TASK BRIEF: Every line of the data must be copied exactly.

======== GIVEN INFORMATION

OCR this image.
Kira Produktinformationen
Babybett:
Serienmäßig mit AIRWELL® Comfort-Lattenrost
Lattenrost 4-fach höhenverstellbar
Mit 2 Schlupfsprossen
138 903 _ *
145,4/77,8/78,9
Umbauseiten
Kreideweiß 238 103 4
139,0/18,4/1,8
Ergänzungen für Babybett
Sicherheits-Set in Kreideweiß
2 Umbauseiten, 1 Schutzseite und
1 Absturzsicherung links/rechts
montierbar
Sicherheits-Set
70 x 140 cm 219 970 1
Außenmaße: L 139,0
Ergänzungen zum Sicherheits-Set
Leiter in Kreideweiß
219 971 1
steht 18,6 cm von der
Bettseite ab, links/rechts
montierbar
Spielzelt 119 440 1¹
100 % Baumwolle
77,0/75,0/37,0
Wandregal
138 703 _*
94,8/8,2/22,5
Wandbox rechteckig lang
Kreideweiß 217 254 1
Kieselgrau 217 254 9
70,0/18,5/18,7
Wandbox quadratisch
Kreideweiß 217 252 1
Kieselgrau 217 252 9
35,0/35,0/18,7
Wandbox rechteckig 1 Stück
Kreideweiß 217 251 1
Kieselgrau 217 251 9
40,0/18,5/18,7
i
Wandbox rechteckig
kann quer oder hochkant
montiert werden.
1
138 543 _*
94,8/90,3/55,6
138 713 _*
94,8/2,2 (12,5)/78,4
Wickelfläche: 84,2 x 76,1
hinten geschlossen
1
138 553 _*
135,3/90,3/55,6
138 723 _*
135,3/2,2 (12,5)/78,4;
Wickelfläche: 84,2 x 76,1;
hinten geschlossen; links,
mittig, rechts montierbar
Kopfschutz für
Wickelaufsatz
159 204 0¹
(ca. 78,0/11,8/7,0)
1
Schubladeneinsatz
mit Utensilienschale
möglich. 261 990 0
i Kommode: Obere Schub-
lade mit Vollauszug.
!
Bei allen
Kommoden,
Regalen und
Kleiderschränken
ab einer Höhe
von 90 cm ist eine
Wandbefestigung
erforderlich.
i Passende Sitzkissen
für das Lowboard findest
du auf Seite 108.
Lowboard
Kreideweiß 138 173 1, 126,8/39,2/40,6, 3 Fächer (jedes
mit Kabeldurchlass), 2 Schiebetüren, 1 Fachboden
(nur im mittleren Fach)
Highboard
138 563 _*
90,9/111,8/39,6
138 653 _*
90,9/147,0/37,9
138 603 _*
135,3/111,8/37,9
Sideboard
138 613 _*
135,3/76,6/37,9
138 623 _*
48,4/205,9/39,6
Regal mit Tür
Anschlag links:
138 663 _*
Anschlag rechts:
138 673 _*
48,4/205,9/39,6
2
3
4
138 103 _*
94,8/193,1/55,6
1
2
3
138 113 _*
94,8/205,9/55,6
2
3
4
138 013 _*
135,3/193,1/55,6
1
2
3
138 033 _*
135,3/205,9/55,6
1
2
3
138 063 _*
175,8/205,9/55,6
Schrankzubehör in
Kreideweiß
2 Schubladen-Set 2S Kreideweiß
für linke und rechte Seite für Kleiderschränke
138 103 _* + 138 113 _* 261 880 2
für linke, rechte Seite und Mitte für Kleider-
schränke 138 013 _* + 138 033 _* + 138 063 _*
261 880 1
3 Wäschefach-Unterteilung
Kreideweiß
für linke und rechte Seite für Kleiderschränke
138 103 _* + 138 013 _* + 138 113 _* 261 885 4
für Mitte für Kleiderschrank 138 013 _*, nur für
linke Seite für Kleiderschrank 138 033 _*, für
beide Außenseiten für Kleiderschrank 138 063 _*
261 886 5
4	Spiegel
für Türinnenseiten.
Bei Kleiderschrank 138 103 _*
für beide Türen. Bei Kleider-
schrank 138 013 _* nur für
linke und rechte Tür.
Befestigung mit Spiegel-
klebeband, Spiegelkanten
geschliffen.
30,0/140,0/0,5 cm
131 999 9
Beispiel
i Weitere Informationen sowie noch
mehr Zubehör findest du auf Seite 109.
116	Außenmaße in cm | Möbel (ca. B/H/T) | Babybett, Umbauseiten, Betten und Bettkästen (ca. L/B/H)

================

FINAL RESULT:
OCR this image.
Kira Produktinformationen
Babybett:
Serienmäßig mit AIRWELL® Comfort-Lattenrost
Lattenrost 4-fach höhenverstellbar
Mit 2 Schlupfsprossen
138 903 _ *
145,4/77,8/78,9
Umbauseiten
Kreideweiß 238 103 4
139,0/18,4/1,8
Ergänzungen für Babybett
Sicherheits-Set in Kreideweiß
2 Umbauseiten, 1 Schutzseite und
1 Absturzsicherung links/rechts
montierbar
Sicherheits-Set
70 x 140 cm 219 970 1
Außenmaße: L 139,0
Ergänzungen zum Sicherheits-Set
Leiter in Kreideweiß
219 971 1
steht 18,6 cm von der
Bettseite ab, links/rechts
montierbar
Spielzelt 119 440 1¹
100 % Baumwolle
77,0/75,0/37,0
Wandregal
138 703 _*
94,8/8,2/22,5
Wandbox rechteckig lang
Kreideweiß 217 254 1
Kieselgrau 217 254 9
70,0/18,5/18,7
Wandbox quadratisch
Kreideweiß 217 252 1
Kieselgrau 217 252 9
35,0/35,0/18,7
Wandbox rechteckig 1 Stück
Kreideweiß 217 251 1
Kieselgrau 217 251 9
40,0/18,5/18,7
i
Wandbox rechteckig
kann quer oder hochkant
montiert werden.
1
138 543 _*
94,8/90,3/55,6
138 713 _*
94,8/2,2 (12,5)/78,4
Wickelfläche: 84,2 x 76,1
hinten geschlossen
1
138 553 _*
135,3/90,3/55,6
138 723 _*
135,3/2,2 (12,5)/78,4;
Wickelfläche: 84,2 x 76,1;
hinten geschlossen; links,
mittig, rechts montierbar
Kopfschutz für
Wickelaufsatz
159 204 0¹
(ca. 78,0/11,8/7,0)
1
Schubladeneinsatz
mit Utensilienschale
möglich. 261 990 0
i Kommode: Obere Schub-
lade mit Vollauszug.
!
Bei allen
Kommoden,
Regalen und
Kleiderschränken
ab einer Höhe
von 90 cm ist eine
Wandbefestigung
erforderlich.
i Passende Sitzkissen
für das Lowboard findest
du auf Seite 108.
Lowboard
Kreideweiß 138 173 1, 126,8/39,2/40,6, 3 Fächer (jedes
mit Kabeldurchlass), 2 Schiebetüren, 1 Fachboden
(nur im mittleren Fach)
Highboard
138 563 _*
90,9/111,8/39,6
138 653 _*
90,9/147,0/37,9
138 603 _*
135,3/111,8/37,9
Sideboard
138 613 _*
135,3/76,6/37,9
138 623 _*
48,4/205,9/39,6
Regal mit Tür
Anschlag links:
138 663 _*
Anschlag rechts:
138 673 _*
48,4/205,9/39,6
2
3
4
138 103 _*
94,8/193,1/55,6
1
2
3
138 113 _*
94,8/205,9/55,6
2
3
4
138 013 _*
135,3/193,1/55,6
1
2
3
138 033 _*
135,3/205,9/55,6
1
2
3
138 063 _*
175,8/205,9/55,6
Schrankzubehör in
Kreideweiß
2 Schubladen-Set 2S Kreideweiß
für linke und rechte Seite für Kleiderschränke
138 103 _* + 138 113 _* 261 880 2
für linke, rechte Seite und Mitte für Kleider-
schränke 138 013 _* + 138 033 _* + 138 063 _*
261 880 1
3 Wäschefach-Unterteilung
Kreideweiß
für linke und rechte Seite für Kleiderschränke
138 103 _* + 138 013 _* + 138 113 _* 261 885 4
für Mitte für Kleiderschrank 138 013 _*, nur für
linke Seite für Kleiderschrank 138 033 _*, für
beide Außenseiten für Kleiderschrank 138 063 _*
261 886 5
4	Spiegel
für Türinnenseiten.
Bei Kleiderschrank 138 103 _*
für beide Türen. Bei Kleider-
schrank 138 013 _* nur für
linke und rechte Tür.
Befestigung mit Spiegel-
klebeband, Spiegelkanten
geschliffen.
30,0/140,0/0,5 cm
131 999 9
Beispiel
i Weitere Informationen sowie noch
mehr Zubehör findest du auf Seite 109.
116	Außenmaße in cm | Möbel (ca. B/H/T) | Babybett, Umbauseiten, Betten und Bettkästen (ca. L/B/H)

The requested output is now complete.